● Task directions: From the records below, pull each line that has "document".

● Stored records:
+ + + +

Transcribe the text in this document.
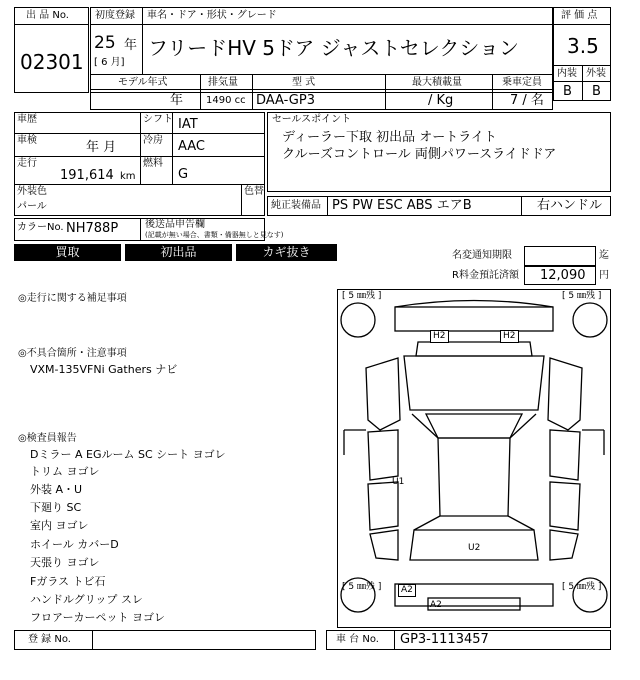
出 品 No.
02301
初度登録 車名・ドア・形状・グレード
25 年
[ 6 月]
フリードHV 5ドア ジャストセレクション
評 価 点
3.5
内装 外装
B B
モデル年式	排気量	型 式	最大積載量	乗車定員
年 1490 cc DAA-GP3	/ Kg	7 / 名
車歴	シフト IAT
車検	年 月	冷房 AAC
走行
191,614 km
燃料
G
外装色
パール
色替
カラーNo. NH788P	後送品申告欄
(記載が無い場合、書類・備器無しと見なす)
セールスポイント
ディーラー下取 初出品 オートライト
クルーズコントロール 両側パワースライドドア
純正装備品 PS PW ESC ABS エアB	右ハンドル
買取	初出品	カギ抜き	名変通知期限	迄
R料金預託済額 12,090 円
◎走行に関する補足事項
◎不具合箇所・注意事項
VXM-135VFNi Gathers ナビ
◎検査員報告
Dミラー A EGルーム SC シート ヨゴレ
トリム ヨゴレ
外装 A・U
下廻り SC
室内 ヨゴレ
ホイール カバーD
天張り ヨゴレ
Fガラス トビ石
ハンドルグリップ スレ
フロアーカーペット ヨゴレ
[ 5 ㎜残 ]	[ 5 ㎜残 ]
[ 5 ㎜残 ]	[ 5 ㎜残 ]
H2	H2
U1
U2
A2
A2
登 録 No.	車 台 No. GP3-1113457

+ + + +

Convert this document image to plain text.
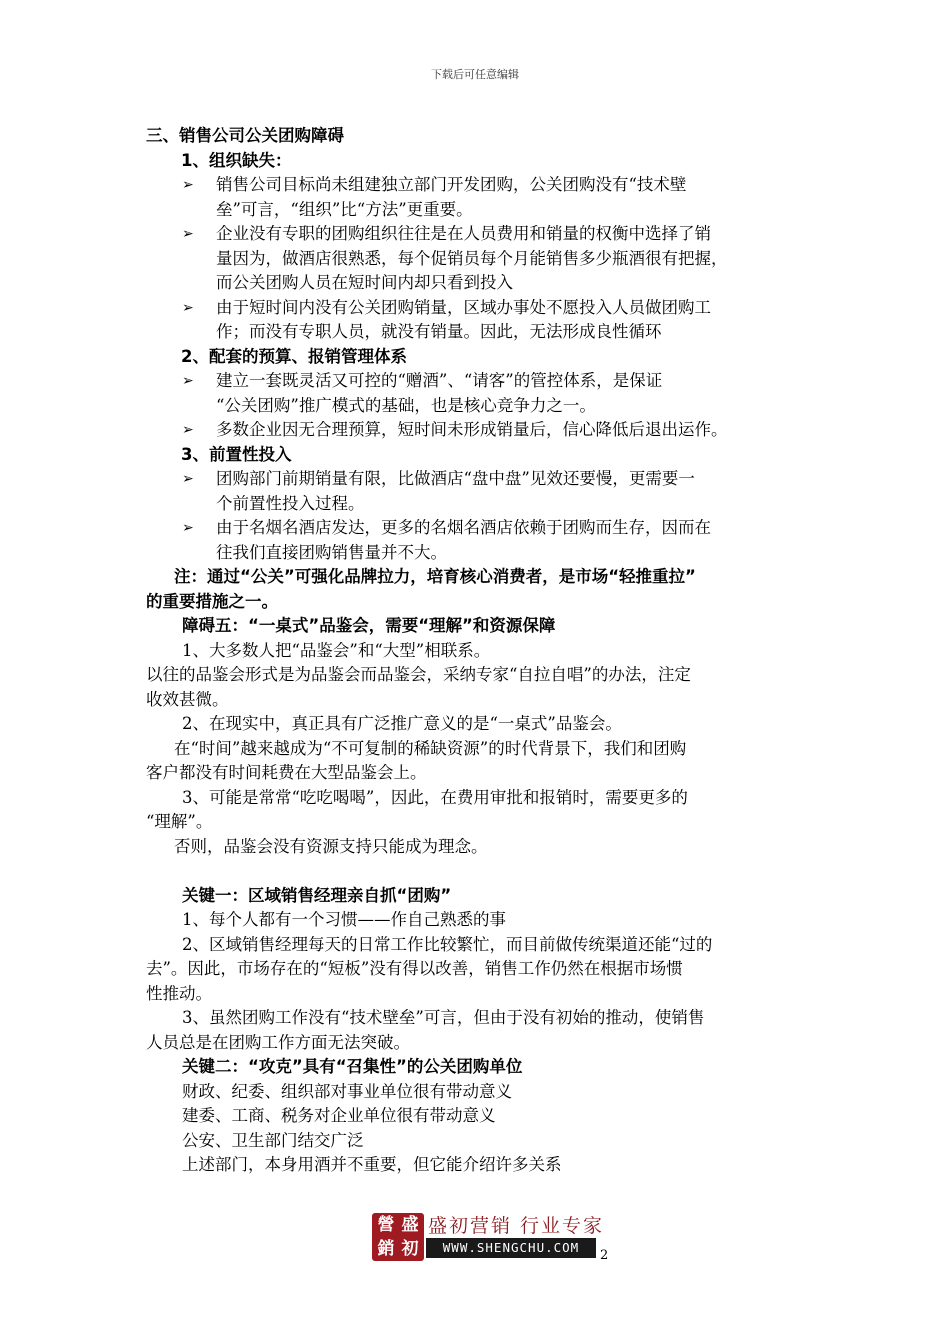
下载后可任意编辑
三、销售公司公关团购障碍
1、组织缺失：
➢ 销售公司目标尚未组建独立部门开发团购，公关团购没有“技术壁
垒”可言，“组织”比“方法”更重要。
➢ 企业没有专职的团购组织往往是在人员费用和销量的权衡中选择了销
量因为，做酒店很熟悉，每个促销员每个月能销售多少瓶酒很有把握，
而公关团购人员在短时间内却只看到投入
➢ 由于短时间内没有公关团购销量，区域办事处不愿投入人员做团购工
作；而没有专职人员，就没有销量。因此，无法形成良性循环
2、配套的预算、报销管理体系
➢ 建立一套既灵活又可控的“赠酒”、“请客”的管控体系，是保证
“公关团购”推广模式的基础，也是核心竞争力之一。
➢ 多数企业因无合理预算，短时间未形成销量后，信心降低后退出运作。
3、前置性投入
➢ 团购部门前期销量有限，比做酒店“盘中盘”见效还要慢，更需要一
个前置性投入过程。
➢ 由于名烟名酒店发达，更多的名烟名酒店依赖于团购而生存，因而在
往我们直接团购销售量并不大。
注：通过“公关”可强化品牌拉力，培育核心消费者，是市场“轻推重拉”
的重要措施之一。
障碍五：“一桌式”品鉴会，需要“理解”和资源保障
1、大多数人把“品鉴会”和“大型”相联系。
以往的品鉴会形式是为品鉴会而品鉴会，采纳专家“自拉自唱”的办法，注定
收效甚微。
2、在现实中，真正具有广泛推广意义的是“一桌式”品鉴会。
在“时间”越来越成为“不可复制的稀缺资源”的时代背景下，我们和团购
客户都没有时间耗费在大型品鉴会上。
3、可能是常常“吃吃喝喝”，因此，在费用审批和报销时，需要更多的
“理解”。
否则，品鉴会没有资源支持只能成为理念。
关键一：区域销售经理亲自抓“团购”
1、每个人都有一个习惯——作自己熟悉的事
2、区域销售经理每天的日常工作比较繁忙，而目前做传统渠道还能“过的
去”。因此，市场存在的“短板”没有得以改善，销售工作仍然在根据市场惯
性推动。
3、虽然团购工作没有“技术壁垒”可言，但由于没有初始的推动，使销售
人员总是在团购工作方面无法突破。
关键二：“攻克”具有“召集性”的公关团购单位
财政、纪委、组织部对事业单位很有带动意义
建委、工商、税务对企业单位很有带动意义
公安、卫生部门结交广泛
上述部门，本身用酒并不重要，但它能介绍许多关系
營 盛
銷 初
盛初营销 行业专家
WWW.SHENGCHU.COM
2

+ + + +

● The solution:
Transcribe the text in this document.
Convert this document image to plain text.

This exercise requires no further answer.